- Exercise aim -
From the listing below, copy every line with the word "exhibit".

- Provided records -
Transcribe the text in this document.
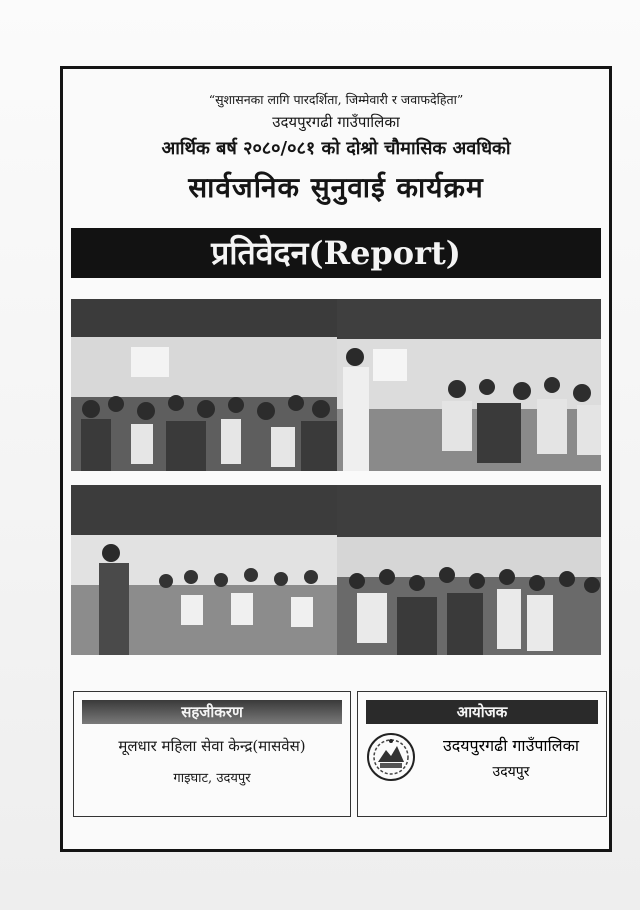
“सुशासनका लागि पारदर्शिता, जिम्मेवारी र जवाफदेहिता”
उदयपुरगढी गाउँपालिका
आर्थिक बर्ष २०८०/०८१ को दोश्रो चौमासिक अवधिको
सार्वजनिक सुनुवाई कार्यक्रम
प्रतिवेदन(Report)
सहजीकरण
मूलधार महिला सेवा केन्द्र(मासवेस)
गाइघाट, उदयपुर
आयोजक
उदयपुरगढी गाउँपालिका
उदयपुर
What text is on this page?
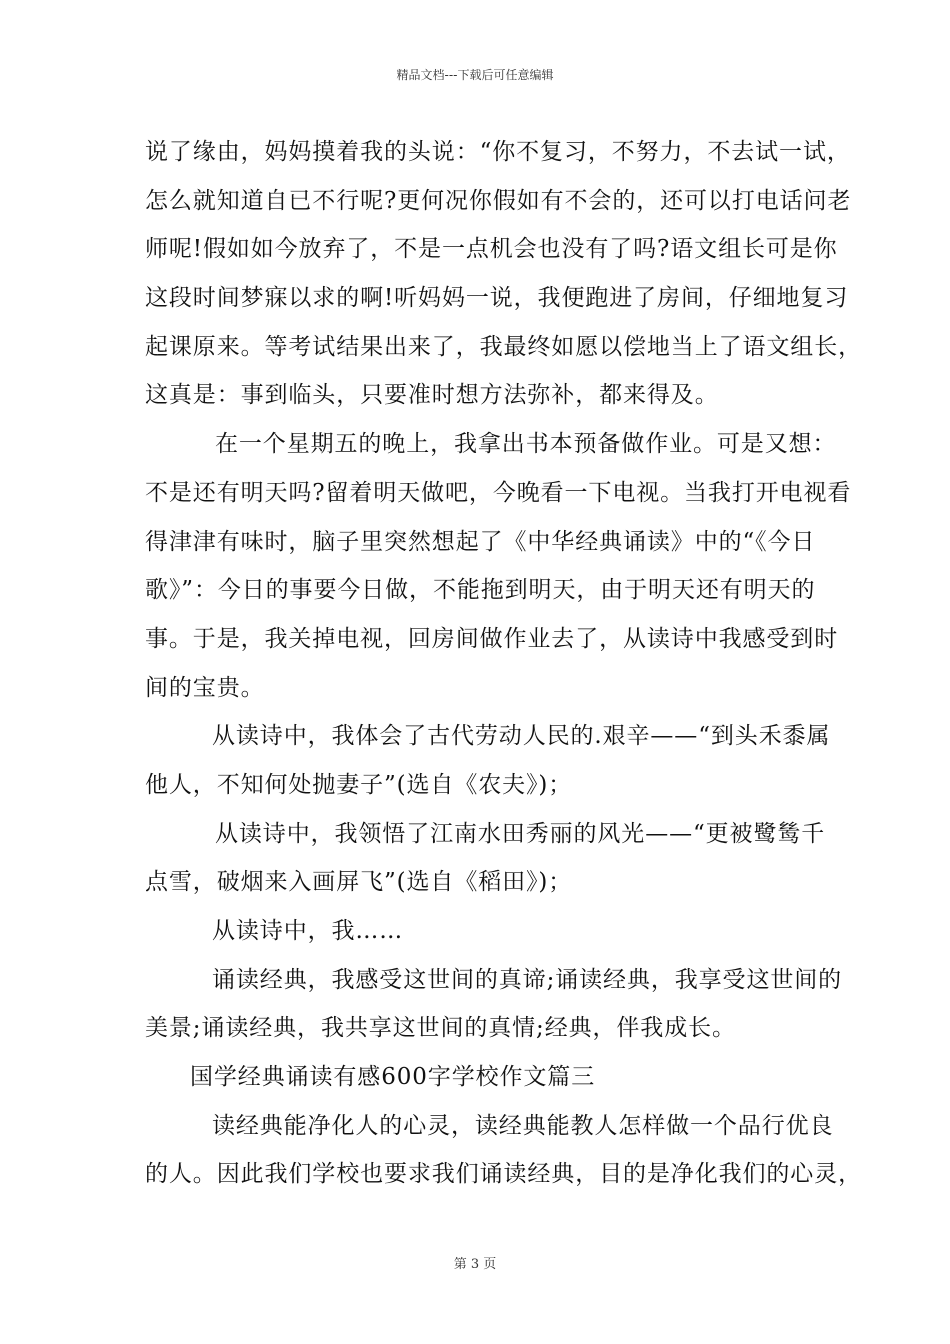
精品文档---下载后可任意编辑
说了缘由，妈妈摸着我的头说：“你不复习，不努力，不去试一试，
怎么就知道自已不行呢?更何况你假如有不会的，还可以打电话问老
师呢!假如如今放弃了，不是一点机会也没有了吗?语文组长可是你
这段时间梦寐以求的啊!听妈妈一说，我便跑进了房间，仔细地复习
起课原来。等考试结果出来了，我最终如愿以偿地当上了语文组长，
这真是：事到临头，只要准时想方法弥补，都来得及。
在一个星期五的晚上，我拿出书本预备做作业。可是又想：
不是还有明天吗?留着明天做吧，今晚看一下电视。当我打开电视看
得津津有味时，脑子里突然想起了《中华经典诵读》中的“《今日
歌》”：今日的事要今日做，不能拖到明天，由于明天还有明天的
事。于是，我关掉电视，回房间做作业去了，从读诗中我感受到时
间的宝贵。
从读诗中，我体会了古代劳动人民的.艰辛——“到头禾黍属
他人，不知何处抛妻子”(选自《农夫》)；
从读诗中，我领悟了江南水田秀丽的风光——“更被鹭鸶千
点雪，破烟来入画屏飞”(选自《稻田》)；
从读诗中，我……
诵读经典，我感受这世间的真谛;诵读经典，我享受这世间的
美景;诵读经典，我共享这世间的真情;经典，伴我成长。
国学经典诵读有感600字学校作文篇三
读经典能净化人的心灵，读经典能教人怎样做一个品行优良
的人。因此我们学校也要求我们诵读经典，目的是净化我们的心灵，
第 3 页
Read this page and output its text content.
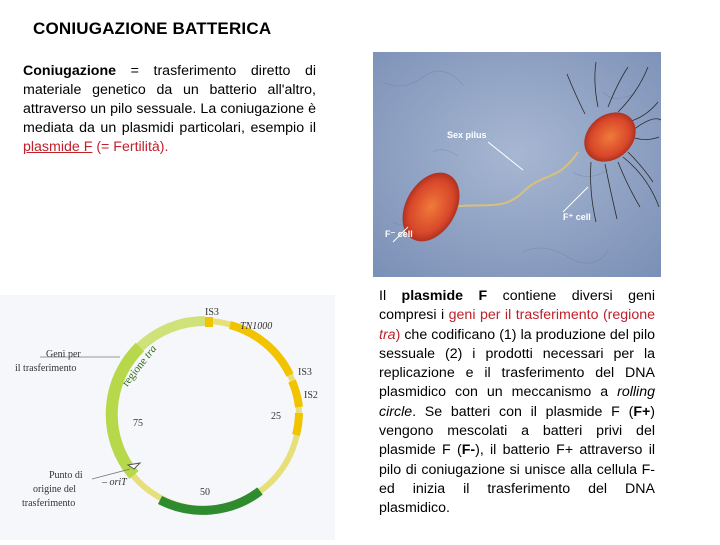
CONIUGAZIONE BATTERICA
Coniugazione = trasferimento diretto di materiale genetico da un batterio all'altro, attraverso un pilo sessuale. La coniugazione è mediata da un plasmidi particolari, esempio il plasmide F (= Fertilità).
Sex pilus
F⁺ cell
F⁻ cell
Geni per
il trasferimento	regione tra
IS3
TN1000
IS3
IS2
25
75
50
– oriT
Punto di
origine del
trasferimento
Il plasmide F contiene diversi geni compresi i geni per il trasferimento (regione tra) che codificano (1) la produzione del pilo sessuale (2) i prodotti necessari per la replicazione e il trasferimento del DNA plasmidico con un meccanismo a rolling circle. Se batteri con il plasmide F (F+) vengono mescolati a batteri privi del plasmide F (F-), il batterio F+ attraverso il pilo di coniugazione si unisce alla cellula F-ed inizia il trasferimento del DNA plasmidico.
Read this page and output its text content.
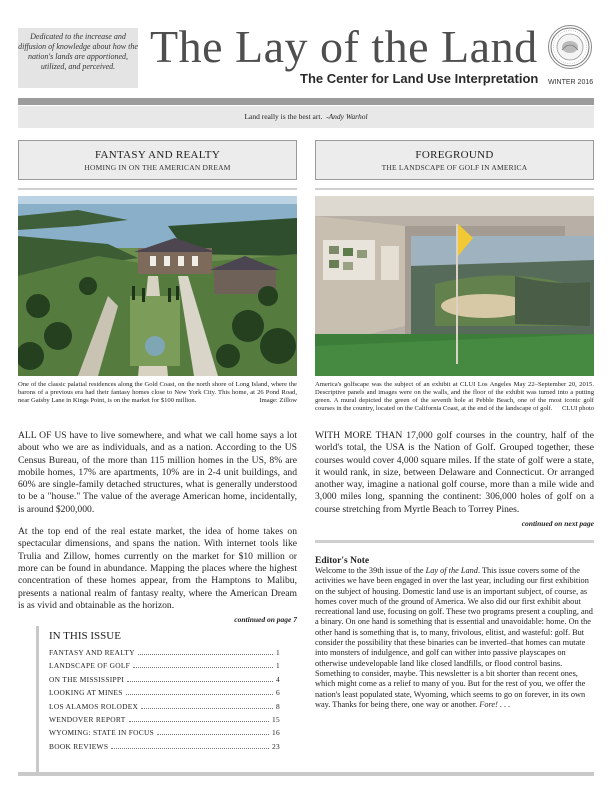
Dedicated to the increase and diffusion of knowledge about how the nation's lands are apportioned, utilized, and perceived. The Lay of the Land
The Center for Land Use Interpretation WINTER 2016
Land really is the best art. -Andy Warhol
FANTASY AND REALTY
HOMING IN ON THE AMERICAN DREAM
One of the classic palatial residences along the Gold Coast, on the north shore of Long Island, where the barons of a previous era had their fantasy homes close to New York City. This home, at 26 Pond Road, near Gatsby Lane in Kings Point, is on the market for $100 million.	Image: Zillow

ALL OF US have to live somewhere, and what we call home says a lot about who we are as individuals, and as a nation. According to the US Census Bureau, of the more than 115 million homes in the US, 8% are mobile homes, 17% are apartments, 10% are in 2-4 unit buildings, and 60% are single-family detached structures, what is generally understood to be a "house." The value of the average American home, incidentally, is around $200,000.

At the top end of the real estate market, the idea of home takes on spectacular dimensions, and spans the nation. With internet tools like Trulia and Zillow, homes currently on the market for $10 million or more can be found in abundance. Mapping the places where the highest concentration of these homes appear, from the Hamptons to Malibu, presents a national realm of fantasy realty, where the American Dream is as vivid and obtainable as the horizon.

continued on page 7
IN THIS ISSUE
FANTASY AND REALTY	1
LANDSCAPE OF GOLF	1
ON THE MISSISSIPPI	4
LOOKING AT MINES	6
LOS ALAMOS ROLODEX	8
WENDOVER REPORT	15
WYOMING: STATE IN FOCUS	16
BOOK REVIEWS	23
FOREGROUND
THE LANDSCAPE OF GOLF IN AMERICA
America's golfscape was the subject of an exhibit at CLUI Los Angeles May 22–September 20, 2015. Descriptive panels and images were on the walls, and the floor of the exhibit was turned into a putting green. A mural depicted the green of the seventh hole at Pebble Beach, one of the most iconic golf courses in the country, located on the California Coast, at the end of the landscape of golf. CLUI photo

WITH MORE THAN 17,000 golf courses in the country, half of the world's total, the USA is the Nation of Golf. Grouped together, these courses would cover 4,000 square miles. If the state of golf were a state, it would rank, in size, between Delaware and Connecticut. Or arranged another way, imagine a national golf course, more than a mile wide and 3,000 miles long, spanning the continent: 306,000 holes of golf on a course stretching from Myrtle Beach to Torrey Pines.

continued on next page
Editor's Note
Welcome to the 39th issue of the Lay of the Land. This issue covers some of the activities we have been engaged in over the last year, including our first exhibition on the subject of housing. Domestic land use is an important subject, of course, as homes cover much of the ground of America. We also did our first exhibit about recreational land use, focusing on golf. These two programs present a coupling, and a binary. On one hand is something that is essential and unavoidable: home. On the other hand is something that is, to many, frivolous, elitist, and wasteful: golf. But consider the possibility that these binaries can be inverted–that homes can mutate into monsters of indulgence, and golf can wither into passive playscapes on otherwise undevelopable land like closed landfills, or flood control basins. Something to consider, maybe. This newsletter is a bit shorter than recent ones, which might come as a relief to many of you. But for the rest of you, we offer the nation's least populated state, Wyoming, which seems to go on forever, in its own way. Thanks for being there, one way or another. Fore! . . .
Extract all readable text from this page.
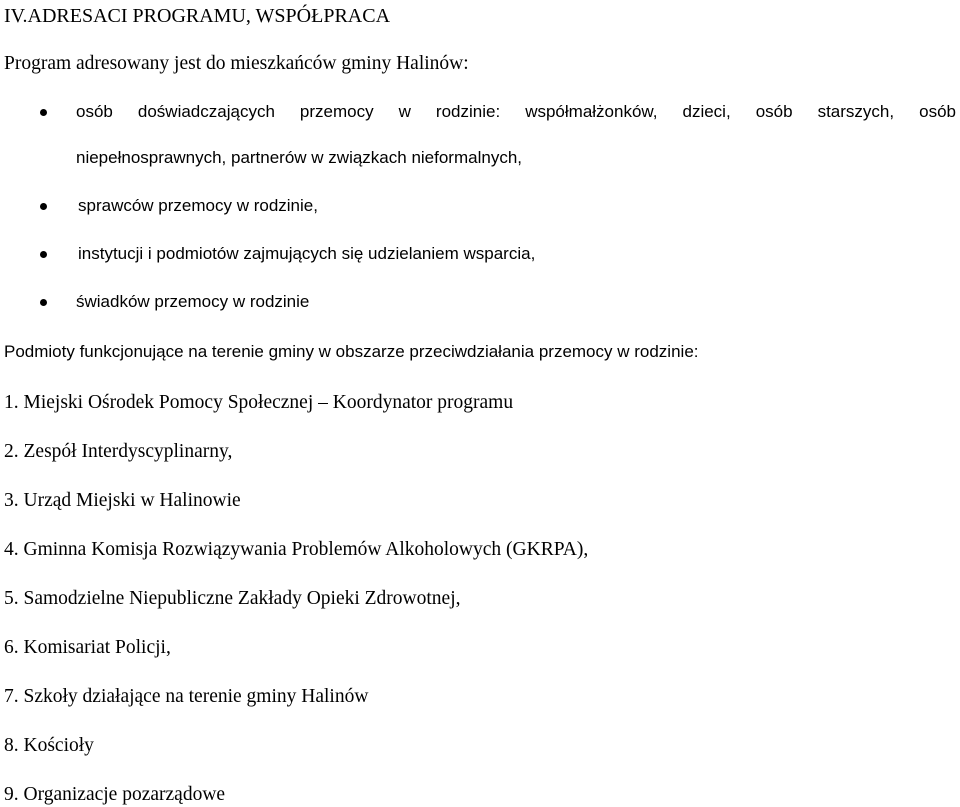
IV.ADRESACI PROGRAMU, WSPÓŁPRACA
Program adresowany jest do mieszkańców gminy Halinów:
osób doświadczających przemocy w rodzinie: współmałżonków, dzieci, osób starszych, osób
niepełnosprawnych, partnerów w związkach nieformalnych,
sprawców przemocy w rodzinie,
instytucji i podmiotów zajmujących się udzielaniem wsparcia,
świadków przemocy w rodzinie
Podmioty funkcjonujące na terenie gminy w obszarze przeciwdziałania przemocy w rodzinie:
1. Miejski Ośrodek Pomocy Społecznej – Koordynator programu
2. Zespół Interdyscyplinarny,
3. Urząd Miejski w Halinowie
4. Gminna Komisja Rozwiązywania Problemów Alkoholowych (GKRPA),
5. Samodzielne Niepubliczne Zakłady Opieki Zdrowotnej,
6. Komisariat Policji,
7. Szkoły działające na terenie gminy Halinów
8. Kościoły
9. Organizacje pozarządowe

- Task result -
America's golfscape was the subject of an exhibit at CLUI Los Angeles May 22–September 20, 2015. Descriptive panels and images were on the walls, and the floor of the exhibit was turned into a putting green. A mural depicted the green of the seventh hole at Pebble Beach, one of the most iconic golf courses in the country, located on the California Coast, at the end of the landscape of golf. CLUI photo
Welcome to the 39th issue of the Lay of the Land. This issue covers some of the activities we have been engaged in over the last year, including our first exhibition on the subject of housing. Domestic land use is an important subject, of course, as homes cover much of the ground of America. We also did our first exhibit about recreational land use, focusing on golf. These two programs present a coupling, and a binary. On one hand is something that is essential and unavoidable: home. On the other hand is something that is, to many, frivolous, elitist, and wasteful: golf. But consider the possibility that these binaries can be inverted–that homes can mutate into monsters of indulgence, and golf can wither into passive playscapes on otherwise undevelopable land like closed landfills, or flood control basins. Something to consider, maybe. This newsletter is a bit shorter than recent ones, which might come as a relief to many of you. But for the rest of you, we offer the nation's least populated state, Wyoming, which seems to go on forever, in its own way. Thanks for being there, one way or another. Fore! . . .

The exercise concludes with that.